● Task description
Copy out all of the items below, swapping "x-tick-label" for "x-axis-tick" wherever it occurs and keeping everything else the same.

Some items
-- start --
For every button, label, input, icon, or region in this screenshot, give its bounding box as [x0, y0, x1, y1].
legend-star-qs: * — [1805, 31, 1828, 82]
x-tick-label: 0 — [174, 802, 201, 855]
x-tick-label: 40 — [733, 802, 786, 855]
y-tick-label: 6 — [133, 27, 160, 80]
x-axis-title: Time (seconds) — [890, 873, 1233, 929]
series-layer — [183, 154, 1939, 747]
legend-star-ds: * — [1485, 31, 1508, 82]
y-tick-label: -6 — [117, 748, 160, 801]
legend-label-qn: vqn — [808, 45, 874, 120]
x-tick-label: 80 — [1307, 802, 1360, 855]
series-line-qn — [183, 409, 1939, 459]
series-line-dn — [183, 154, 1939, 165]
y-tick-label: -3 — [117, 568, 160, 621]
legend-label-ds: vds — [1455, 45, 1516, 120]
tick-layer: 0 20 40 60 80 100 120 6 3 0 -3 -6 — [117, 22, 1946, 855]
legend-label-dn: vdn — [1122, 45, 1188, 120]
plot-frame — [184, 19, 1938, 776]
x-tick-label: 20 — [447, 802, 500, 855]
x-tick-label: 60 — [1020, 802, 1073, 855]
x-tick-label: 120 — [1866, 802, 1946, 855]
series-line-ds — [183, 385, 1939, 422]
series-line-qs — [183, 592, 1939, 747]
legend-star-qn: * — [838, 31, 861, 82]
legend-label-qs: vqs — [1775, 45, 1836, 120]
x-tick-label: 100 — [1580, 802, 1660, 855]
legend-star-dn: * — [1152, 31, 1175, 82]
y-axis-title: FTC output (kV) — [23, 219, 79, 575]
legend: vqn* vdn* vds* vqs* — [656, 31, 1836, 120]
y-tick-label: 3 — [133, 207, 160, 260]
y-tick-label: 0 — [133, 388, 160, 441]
-- end --
● Complete answer
For every button, label, input, icon, or region in this screenshot, give its bounding box as [x0, y0, x1, y1].
legend-star-qs: * — [1805, 31, 1828, 82]
x-axis-tick: 0 — [174, 802, 201, 855]
x-axis-tick: 40 — [733, 802, 786, 855]
y-tick-label: 6 — [133, 27, 160, 80]
x-axis-title: Time (seconds) — [890, 873, 1233, 929]
series-layer — [183, 154, 1939, 747]
legend-star-ds: * — [1485, 31, 1508, 82]
y-tick-label: -6 — [117, 748, 160, 801]
legend-label-qn: vqn — [808, 45, 874, 120]
x-axis-tick: 80 — [1307, 802, 1360, 855]
series-line-qn — [183, 409, 1939, 459]
series-line-dn — [183, 154, 1939, 165]
y-tick-label: -3 — [117, 568, 160, 621]
legend-label-ds: vds — [1455, 45, 1516, 120]
tick-layer: 0 20 40 60 80 100 120 6 3 0 -3 -6 — [117, 22, 1946, 855]
legend-label-dn: vdn — [1122, 45, 1188, 120]
plot-frame — [184, 19, 1938, 776]
x-axis-tick: 20 — [447, 802, 500, 855]
x-axis-tick: 60 — [1020, 802, 1073, 855]
x-axis-tick: 120 — [1866, 802, 1946, 855]
series-line-ds — [183, 385, 1939, 422]
series-line-qs — [183, 592, 1939, 747]
legend-star-qn: * — [838, 31, 861, 82]
legend-label-qs: vqs — [1775, 45, 1836, 120]
x-axis-tick: 100 — [1580, 802, 1660, 855]
legend-star-dn: * — [1152, 31, 1175, 82]
y-axis-title: FTC output (kV) — [23, 219, 79, 575]
legend: vqn* vdn* vds* vqs* — [656, 31, 1836, 120]
y-tick-label: 3 — [133, 207, 160, 260]
y-tick-label: 0 — [133, 388, 160, 441]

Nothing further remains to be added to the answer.